_Required work_
Keep the pictures out and restate every record exactly.

_Data records_

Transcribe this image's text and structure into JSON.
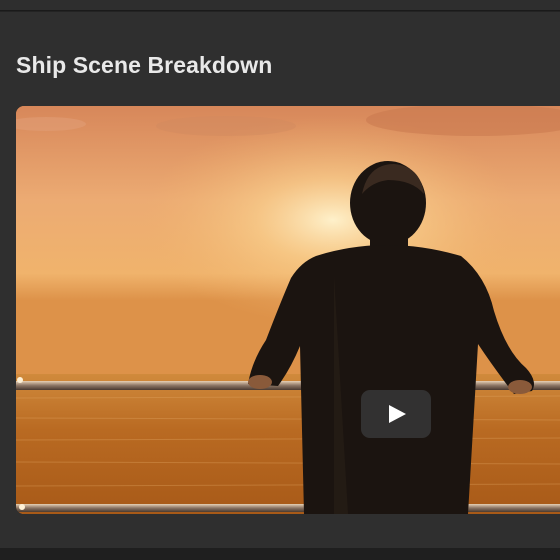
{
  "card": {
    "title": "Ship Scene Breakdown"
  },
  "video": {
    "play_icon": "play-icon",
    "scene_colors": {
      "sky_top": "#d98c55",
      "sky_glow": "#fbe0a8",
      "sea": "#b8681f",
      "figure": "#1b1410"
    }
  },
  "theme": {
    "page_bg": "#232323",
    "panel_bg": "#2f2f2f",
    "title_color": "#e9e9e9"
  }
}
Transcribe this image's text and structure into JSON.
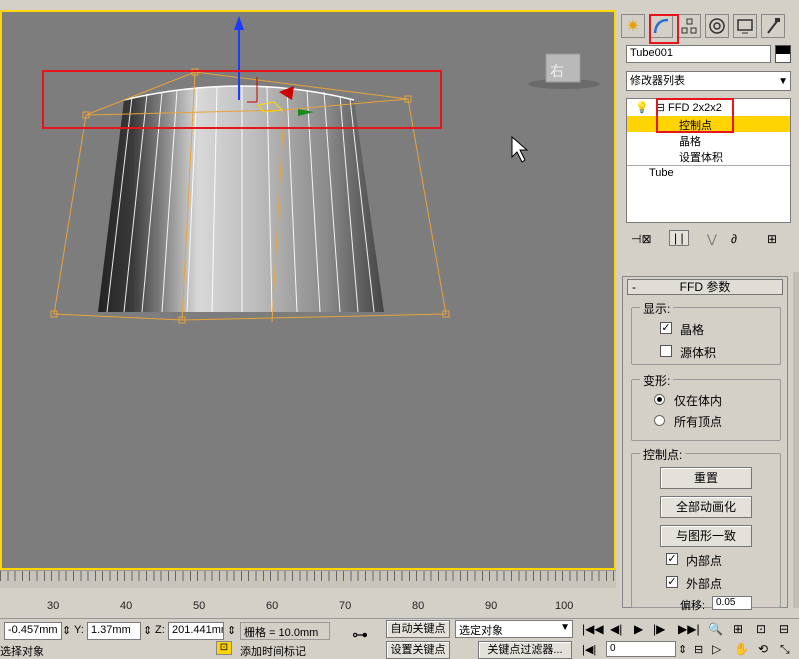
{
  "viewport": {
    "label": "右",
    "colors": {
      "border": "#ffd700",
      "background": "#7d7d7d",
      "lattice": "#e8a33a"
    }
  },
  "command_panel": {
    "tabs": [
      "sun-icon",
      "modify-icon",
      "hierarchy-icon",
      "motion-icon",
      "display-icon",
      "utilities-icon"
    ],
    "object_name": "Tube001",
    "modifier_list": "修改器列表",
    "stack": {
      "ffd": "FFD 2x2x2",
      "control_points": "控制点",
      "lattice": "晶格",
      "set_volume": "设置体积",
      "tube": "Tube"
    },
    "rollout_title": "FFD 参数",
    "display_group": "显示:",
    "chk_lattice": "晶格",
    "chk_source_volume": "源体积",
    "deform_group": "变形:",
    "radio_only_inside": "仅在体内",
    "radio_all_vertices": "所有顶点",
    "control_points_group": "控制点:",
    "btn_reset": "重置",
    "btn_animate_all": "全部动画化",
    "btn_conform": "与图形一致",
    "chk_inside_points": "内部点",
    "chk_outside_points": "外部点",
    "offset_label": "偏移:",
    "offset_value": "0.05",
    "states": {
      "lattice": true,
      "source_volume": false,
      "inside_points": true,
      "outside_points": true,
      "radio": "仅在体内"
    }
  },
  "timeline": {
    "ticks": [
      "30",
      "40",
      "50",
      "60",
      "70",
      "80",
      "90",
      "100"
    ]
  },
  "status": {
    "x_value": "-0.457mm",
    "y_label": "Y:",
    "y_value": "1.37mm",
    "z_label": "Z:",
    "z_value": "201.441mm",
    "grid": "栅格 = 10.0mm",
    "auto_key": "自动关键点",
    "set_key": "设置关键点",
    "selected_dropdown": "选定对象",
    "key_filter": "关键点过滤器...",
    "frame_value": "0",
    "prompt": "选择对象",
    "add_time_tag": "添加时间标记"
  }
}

_Output below_
Transcribe this image's text and structure into JSON.
{
  "card": {
    "title": "Ship Scene Breakdown"
  },
  "video": {
    "play_icon": "play-icon",
    "scene_colors": {
      "sky_top": "#d98c55",
      "sky_glow": "#fbe0a8",
      "sea": "#b8681f",
      "figure": "#1b1410"
    }
  },
  "theme": {
    "page_bg": "#232323",
    "panel_bg": "#2f2f2f",
    "title_color": "#e9e9e9"
  }
}
Transcribe this image's text and structure into JSON.
{
  "viewport": {
    "label": "右",
    "colors": {
      "border": "#ffd700",
      "background": "#7d7d7d",
      "lattice": "#e8a33a"
    }
  },
  "command_panel": {
    "tabs": [
      "sun-icon",
      "modify-icon",
      "hierarchy-icon",
      "motion-icon",
      "display-icon",
      "utilities-icon"
    ],
    "object_name": "Tube001",
    "modifier_list": "修改器列表",
    "stack": {
      "ffd": "FFD 2x2x2",
      "control_points": "控制点",
      "lattice": "晶格",
      "set_volume": "设置体积",
      "tube": "Tube"
    },
    "rollout_title": "FFD 参数",
    "display_group": "显示:",
    "chk_lattice": "晶格",
    "chk_source_volume": "源体积",
    "deform_group": "变形:",
    "radio_only_inside": "仅在体内",
    "radio_all_vertices": "所有顶点",
    "control_points_group": "控制点:",
    "btn_reset": "重置",
    "btn_animate_all": "全部动画化",
    "btn_conform": "与图形一致",
    "chk_inside_points": "内部点",
    "chk_outside_points": "外部点",
    "offset_label": "偏移:",
    "offset_value": "0.05",
    "states": {
      "lattice": true,
      "source_volume": false,
      "inside_points": true,
      "outside_points": true,
      "radio": "仅在体内"
    }
  },
  "timeline": {
    "ticks": [
      "30",
      "40",
      "50",
      "60",
      "70",
      "80",
      "90",
      "100"
    ]
  },
  "status": {
    "x_value": "-0.457mm",
    "y_label": "Y:",
    "y_value": "1.37mm",
    "z_label": "Z:",
    "z_value": "201.441mm",
    "grid": "栅格 = 10.0mm",
    "auto_key": "自动关键点",
    "set_key": "设置关键点",
    "selected_dropdown": "选定对象",
    "key_filter": "关键点过滤器...",
    "frame_value": "0",
    "prompt": "选择对象",
    "add_time_tag": "添加时间标记"
  }
}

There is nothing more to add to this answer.